--- Data excerpts ---
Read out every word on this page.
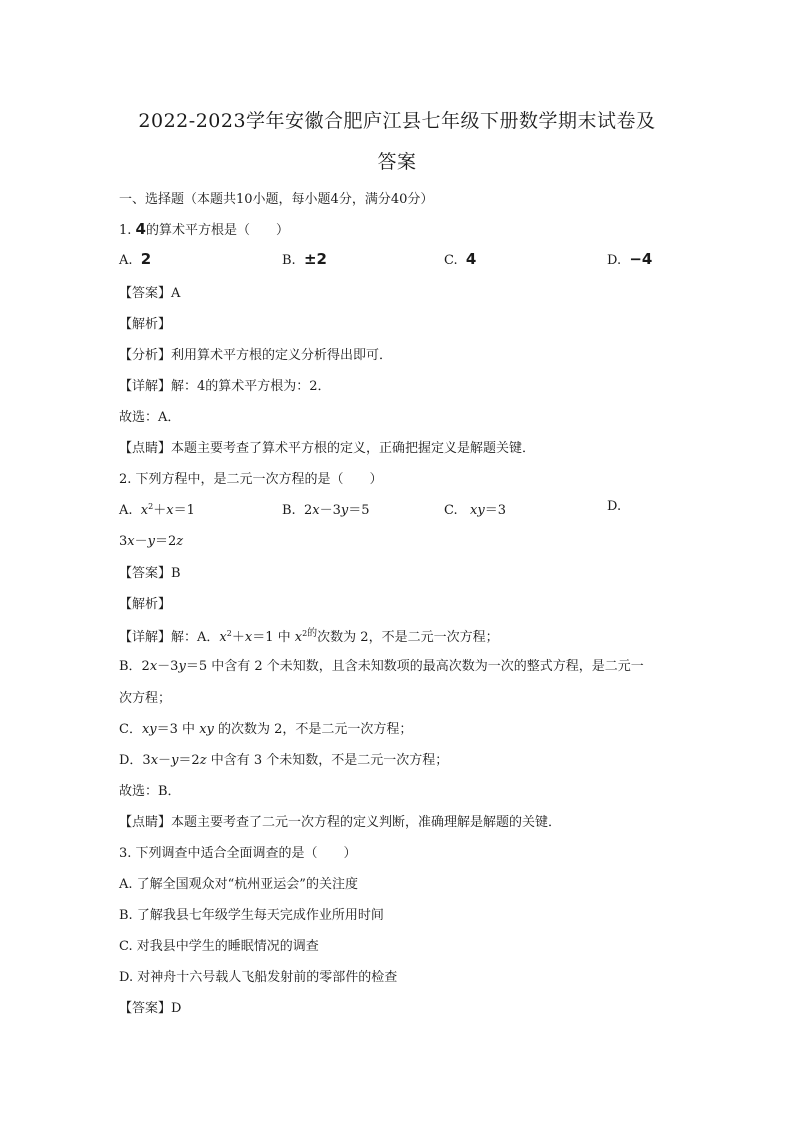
2022-2023学年安徽合肥庐江县七年级下册数学期末试卷及
答案
一、选择题（本题共10小题，每小题4分，满分40分）
1. 4的算术平方根是（　　）
A. 2	B. ±2	C. 4	D. −4
【答案】A
【解析】
【分析】利用算术平方根的定义分析得出即可．
【详解】解：4的算术平方根为：2．
故选：A．
【点睛】本题主要考查了算术平方根的定义，正确把握定义是解题关键．
2. 下列方程中，是二元一次方程的是（　　）
A. $x^2+x=1$	B. 2x－3y＝5	C. xy＝3	D.
3x－y＝2z
【答案】B
【解析】
【详解】解：A．$x^2+x=1$ 中 $x^{2的}$次数为 2，不是二元一次方程；
B．2x－3y＝5 中含有 2 个未知数，且含未知数项的最高次数为一次的整式方程，是二元一
次方程；
C．xy＝3 中 xy 的次数为 2，不是二元一次方程；
D．3x－y＝2z 中含有 3 个未知数，不是二元一次方程；
故选：B．
【点睛】本题主要考查了二元一次方程的定义判断，准确理解是解题的关键．
3. 下列调查中适合全面调查的是（　　）
A. 了解全国观众对“杭州亚运会”的关注度
B. 了解我县七年级学生每天完成作业所用时间
C. 对我县中学生的睡眠情况的调查
D. 对神舟十六号载人飞船发射前的零部件的检查
【答案】D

--- Directive ---
Which lines of the data include "个未知数"? Copy each of them.

--- Output for this task ---
B．2x－3y＝5 中含有 2 个未知数，且含未知数项的最高次数为一次的整式方程，是二元一
D．3x－y＝2z 中含有 3 个未知数，不是二元一次方程；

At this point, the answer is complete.